**THE REQUEST:** Gather every line that includes the word "resistance", please.

Figure collection entries
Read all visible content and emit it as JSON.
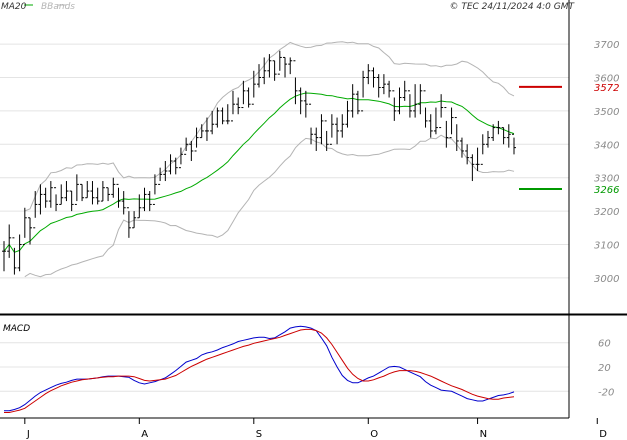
{
  "header": {
    "ma_label": "MA20",
    "bb_label": "BBands",
    "copyright": "© TEC 24/11/2024 4:0 GMT"
  },
  "macd_label": "MACD",
  "colors": {
    "ma": "#00aa00",
    "bands": "#b4b4b4",
    "bars": "#000000",
    "resistance": "#cc0000",
    "support": "#009900",
    "macd": "#0000cc",
    "signal": "#cc0000",
    "grid": "#e4e4e4",
    "axis": "#000000"
  },
  "chart_data": [
    {
      "type": "ohlc",
      "x_ticks": [
        "J",
        "A",
        "S",
        "O",
        "N",
        "D"
      ],
      "y_ticks": [
        3000,
        3100,
        3200,
        3300,
        3400,
        3500,
        3600,
        3700
      ],
      "ylim": [
        2895,
        3790
      ],
      "grid": true,
      "levels": [
        {
          "value": 3572,
          "label": "3572",
          "role": "resistance"
        },
        {
          "value": 3266,
          "label": "3266",
          "role": "support"
        }
      ],
      "close": [
        3080,
        3120,
        3030,
        3100,
        3180,
        3150,
        3220,
        3250,
        3230,
        3270,
        3220,
        3240,
        3260,
        3220,
        3280,
        3240,
        3260,
        3240,
        3230,
        3270,
        3250,
        3280,
        3230,
        3210,
        3150,
        3180,
        3210,
        3250,
        3220,
        3280,
        3310,
        3320,
        3350,
        3330,
        3370,
        3400,
        3380,
        3420,
        3440,
        3440,
        3460,
        3500,
        3470,
        3470,
        3520,
        3510,
        3560,
        3520,
        3580,
        3600,
        3620,
        3650,
        3610,
        3660,
        3640,
        3650,
        3560,
        3530,
        3520,
        3430,
        3420,
        3470,
        3400,
        3460,
        3440,
        3460,
        3500,
        3550,
        3500,
        3600,
        3620,
        3600,
        3570,
        3580,
        3560,
        3500,
        3540,
        3560,
        3500,
        3520,
        3560,
        3470,
        3440,
        3450,
        3510,
        3420,
        3480,
        3410,
        3380,
        3360,
        3340,
        3340,
        3400,
        3420,
        3450,
        3450,
        3420,
        3430,
        3390
      ],
      "high": [
        3110,
        3160,
        3090,
        3130,
        3210,
        3180,
        3260,
        3280,
        3270,
        3290,
        3250,
        3280,
        3290,
        3260,
        3310,
        3280,
        3290,
        3290,
        3270,
        3290,
        3270,
        3300,
        3270,
        3260,
        3200,
        3200,
        3250,
        3270,
        3260,
        3310,
        3330,
        3350,
        3370,
        3360,
        3390,
        3420,
        3410,
        3450,
        3460,
        3480,
        3500,
        3510,
        3510,
        3520,
        3560,
        3540,
        3590,
        3570,
        3620,
        3640,
        3660,
        3670,
        3650,
        3680,
        3660,
        3660,
        3600,
        3570,
        3560,
        3450,
        3450,
        3490,
        3440,
        3490,
        3480,
        3490,
        3530,
        3580,
        3560,
        3620,
        3640,
        3630,
        3610,
        3610,
        3590,
        3540,
        3570,
        3590,
        3550,
        3580,
        3580,
        3510,
        3490,
        3510,
        3550,
        3470,
        3510,
        3460,
        3420,
        3400,
        3370,
        3390,
        3430,
        3440,
        3460,
        3470,
        3450,
        3460,
        3420
      ],
      "low": [
        3020,
        3060,
        3010,
        3020,
        3120,
        3100,
        3180,
        3190,
        3210,
        3210,
        3200,
        3220,
        3230,
        3200,
        3230,
        3230,
        3240,
        3220,
        3220,
        3230,
        3230,
        3240,
        3210,
        3190,
        3120,
        3150,
        3180,
        3200,
        3200,
        3250,
        3290,
        3290,
        3310,
        3310,
        3340,
        3380,
        3350,
        3390,
        3420,
        3410,
        3430,
        3450,
        3460,
        3460,
        3490,
        3490,
        3520,
        3510,
        3540,
        3570,
        3580,
        3600,
        3590,
        3620,
        3600,
        3610,
        3520,
        3490,
        3480,
        3400,
        3380,
        3400,
        3380,
        3420,
        3400,
        3420,
        3450,
        3480,
        3490,
        3540,
        3580,
        3570,
        3540,
        3550,
        3540,
        3470,
        3490,
        3530,
        3480,
        3480,
        3490,
        3450,
        3420,
        3430,
        3480,
        3390,
        3430,
        3380,
        3360,
        3340,
        3290,
        3320,
        3370,
        3390,
        3410,
        3430,
        3400,
        3390,
        3370
      ]
    },
    {
      "type": "line",
      "ylabel": "MACD",
      "y_ticks": [
        60,
        20,
        -20
      ],
      "ylim": [
        -64,
        104
      ],
      "series": [
        {
          "values": [
            -52,
            -52,
            -50,
            -47,
            -42,
            -35,
            -28,
            -22,
            -18,
            -14,
            -10,
            -7,
            -5,
            -2,
            0,
            0,
            0,
            1,
            2,
            4,
            5,
            5,
            5,
            4,
            3,
            -2,
            -6,
            -8,
            -6,
            -4,
            -1,
            2,
            8,
            14,
            21,
            28,
            31,
            34,
            40,
            43,
            45,
            48,
            52,
            55,
            58,
            62,
            64,
            66,
            68,
            69,
            69,
            67,
            68,
            73,
            78,
            84,
            86,
            87,
            86,
            84,
            80,
            68,
            55,
            36,
            20,
            6,
            -2,
            -6,
            -6,
            -2,
            2,
            5,
            10,
            15,
            20,
            21,
            20,
            16,
            12,
            8,
            4,
            -4,
            -10,
            -14,
            -18,
            -19,
            -20,
            -24,
            -28,
            -32,
            -34,
            -36,
            -36,
            -33,
            -30,
            -27,
            -26,
            -24,
            -21
          ]
        },
        {
          "values": [
            -55,
            -55,
            -53,
            -51,
            -48,
            -42,
            -36,
            -30,
            -24,
            -19,
            -15,
            -11,
            -8,
            -5,
            -3,
            -1,
            0,
            1,
            2,
            3,
            4,
            4,
            5,
            5,
            5,
            4,
            1,
            -2,
            -3,
            -2,
            -1,
            0,
            3,
            6,
            11,
            16,
            21,
            25,
            29,
            33,
            36,
            39,
            42,
            45,
            48,
            51,
            54,
            56,
            59,
            61,
            63,
            65,
            67,
            69,
            72,
            75,
            78,
            81,
            82,
            82,
            80,
            76,
            68,
            57,
            44,
            31,
            18,
            8,
            1,
            -3,
            -3,
            -1,
            2,
            5,
            9,
            12,
            14,
            14,
            14,
            13,
            11,
            8,
            5,
            1,
            -3,
            -7,
            -11,
            -14,
            -17,
            -21,
            -25,
            -28,
            -30,
            -32,
            -33,
            -33,
            -31,
            -30,
            -29
          ]
        }
      ]
    }
  ]
}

**TASK SOLUTION:**
    "resistance": "#cc0000",
          "role": "resistance"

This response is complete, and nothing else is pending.